Return the count of lines that mention "véhicule", with no other words.

* **Provided records**:
◇ ◇ ◇ ◇
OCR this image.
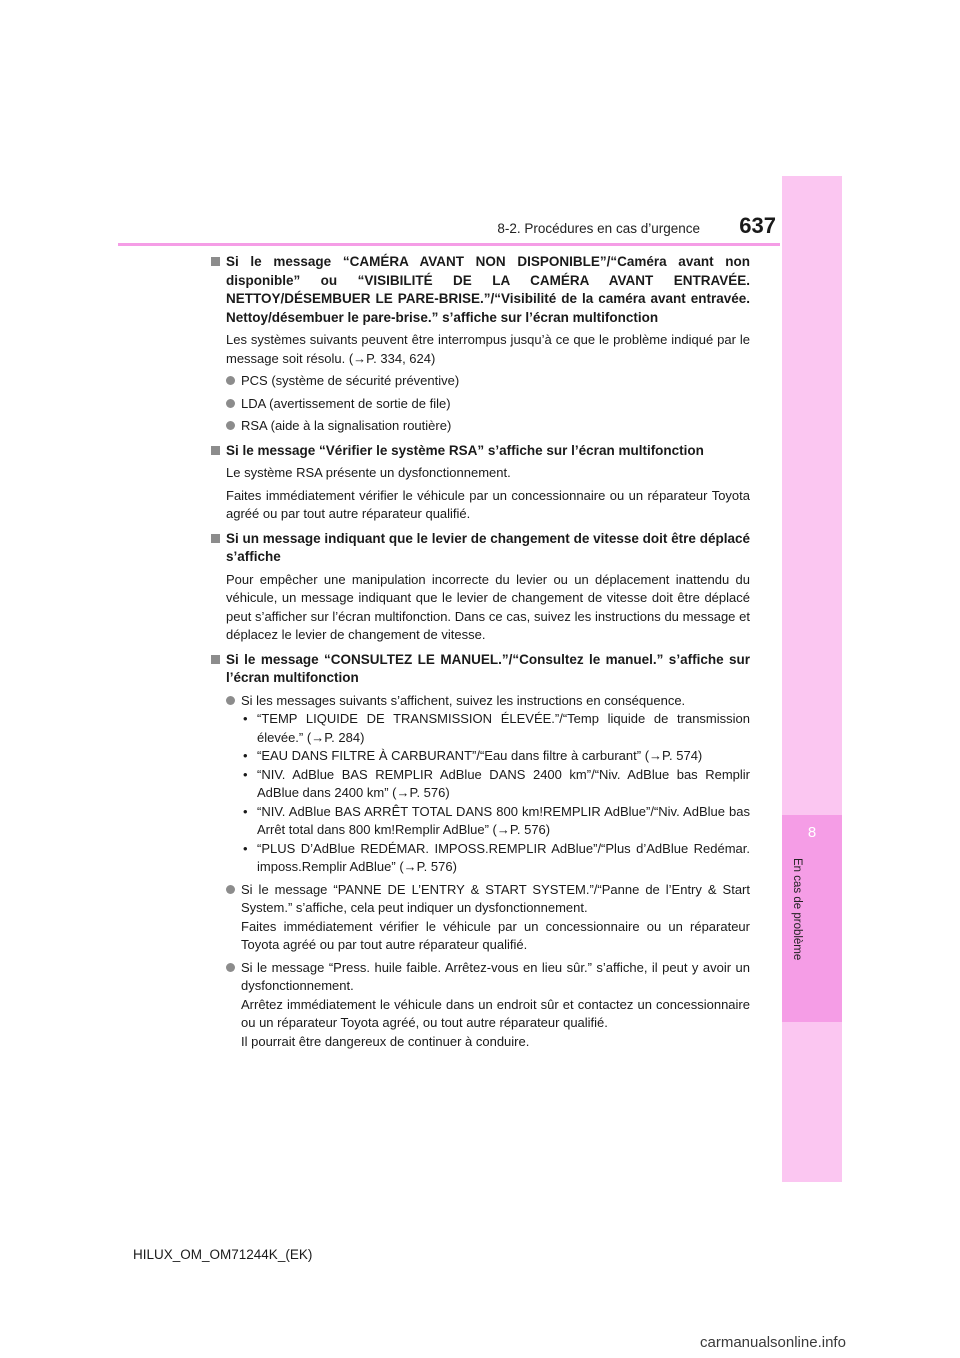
8-2. Procédures en cas d’urgence	637
8
En cas de problème
Si le message “CAMÉRA AVANT NON DISPONIBLE”/“Caméra avant non disponible” ou “VISIBILITÉ DE LA CAMÉRA AVANT ENTRAVÉE. NETTOY/DÉSEMBUER LE PARE-BRISE.”/“Visibilité de la caméra avant entravée. Nettoy/désembuer le pare-brise.” s’affiche sur l’écran multifonction
Les systèmes suivants peuvent être interrompus jusqu’à ce que le problème indiqué par le message soit résolu. (→P. 334, 624)
PCS (système de sécurité préventive)
LDA (avertissement de sortie de file)
RSA (aide à la signalisation routière)
Si le message “Vérifier le système RSA” s’affiche sur l’écran multifonction
Le système RSA présente un dysfonctionnement.
Faites immédiatement vérifier le véhicule par un concessionnaire ou un réparateur Toyota agréé ou par tout autre réparateur qualifié.
Si un message indiquant que le levier de changement de vitesse doit être déplacé s’affiche
Pour empêcher une manipulation incorrecte du levier ou un déplacement inattendu du véhicule, un message indiquant que le levier de changement de vitesse doit être déplacé peut s’afficher sur l’écran multifonction. Dans ce cas, suivez les instructions du message et déplacez le levier de changement de vitesse.
Si le message “CONSULTEZ LE MANUEL.”/“Consultez le manuel.” s’affiche sur l’écran multifonction
Si les messages suivants s’affichent, suivez les instructions en conséquence.
• “TEMP LIQUIDE DE TRANSMISSION ÉLEVÉE.”/“Temp liquide de transmission élevée.” (→P. 284)
• “EAU DANS FILTRE À CARBURANT”/“Eau dans filtre à carburant” (→P. 574)
• “NIV. AdBlue BAS REMPLIR AdBlue DANS 2400 km”/“Niv. AdBlue bas Remplir AdBlue dans 2400 km” (→P. 576)
• “NIV. AdBlue BAS ARRÊT TOTAL DANS 800 km!REMPLIR AdBlue”/“Niv. AdBlue bas Arrêt total dans 800 km!Remplir AdBlue” (→P. 576)
• “PLUS D’AdBlue REDÉMAR. IMPOSS.REMPLIR AdBlue”/“Plus d’AdBlue Redémar. imposs.Remplir AdBlue” (→P. 576)
Si le message “PANNE DE L’ENTRY & START SYSTEM.”/“Panne de l’Entry & Start System.” s’affiche, cela peut indiquer un dysfonctionnement.
Faites immédiatement vérifier le véhicule par un concessionnaire ou un réparateur Toyota agréé ou par tout autre réparateur qualifié.
Si le message “Press. huile faible. Arrêtez-vous en lieu sûr.” s’affiche, il peut y avoir un dysfonctionnement.
Arrêtez immédiatement le véhicule dans un endroit sûr et contactez un concessionnaire ou un réparateur Toyota agréé, ou tout autre réparateur qualifié.
Il pourrait être dangereux de continuer à conduire.
HILUX_OM_OM71244K_(EK)
carmanualsonline.info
◇ ◇ ◇ ◇
* **Full response**:
4